[Records about charts and figures]
------------------------
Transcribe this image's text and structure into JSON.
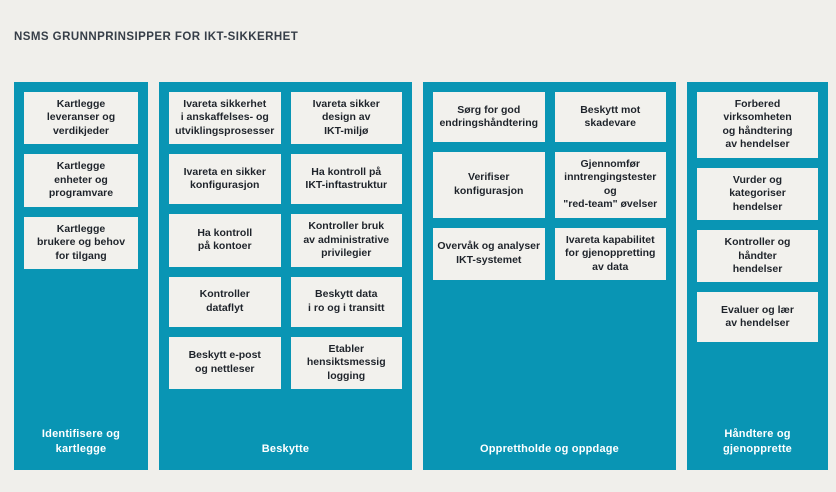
{
  "title": "NSMS GRUNNPRINSIPPER FOR IKT-SIKKERHET",
  "colors": {
    "teal": "#0995b4",
    "card_bg": "#f2f1ed",
    "page_bg": "#f0efeb",
    "title_text": "#363e48",
    "card_text": "#1f242b",
    "label_text": "#ffffff"
  },
  "columns": [
    {
      "label": "Identifisere og\nkartlegge",
      "cards": [
        "Kartlegge\nleveranser og\nverdikjeder",
        "Kartlegge\nenheter og\nprogramvare",
        "Kartlegge\nbrukere og behov\nfor tilgang"
      ]
    },
    {
      "label": "Beskytte",
      "cards": [
        "Ivareta sikkerhet\ni anskaffelses- og\nutviklingsprosesser",
        "Ivareta sikker\ndesign av\nIKT-miljø",
        "Ivareta en sikker\nkonfigurasjon",
        "Ha kontroll på\nIKT-inftastruktur",
        "Ha kontroll\npå kontoer",
        "Kontroller bruk\nav administrative\nprivilegier",
        "Kontroller\ndataflyt",
        "Beskytt data\ni ro og i transitt",
        "Beskytt e-post\nog nettleser",
        "Etabler\nhensiktsmessig\nlogging"
      ]
    },
    {
      "label": "Opprettholde og oppdage",
      "cards": [
        "Sørg for god\nendringshåndtering",
        "Beskytt mot\nskadevare",
        "Verifiser\nkonfigurasjon",
        "Gjennomfør\ninntrengingstester og\n\"red-team\" øvelser",
        "Overvåk og analyser\nIKT-systemet",
        "Ivareta kapabilitet\nfor gjenoppretting\nav data"
      ]
    },
    {
      "label": "Håndtere og\ngjenopprette",
      "cards": [
        "Forbered\nvirksomheten\nog håndtering\nav hendelser",
        "Vurder og\nkategoriser\nhendelser",
        "Kontroller og\nhåndter\nhendelser",
        "Evaluer og lær\nav hendelser"
      ]
    }
  ]
}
------------------------
TO BE DONE:
Report all lines of the material that contain the word "Kontroller".

ANSWER IN FULL:
        "Kontroller bruk\nav administrative\nprivilegier",
        "Kontroller\ndataflyt",
        "Kontroller og\nhåndter\nhendelser",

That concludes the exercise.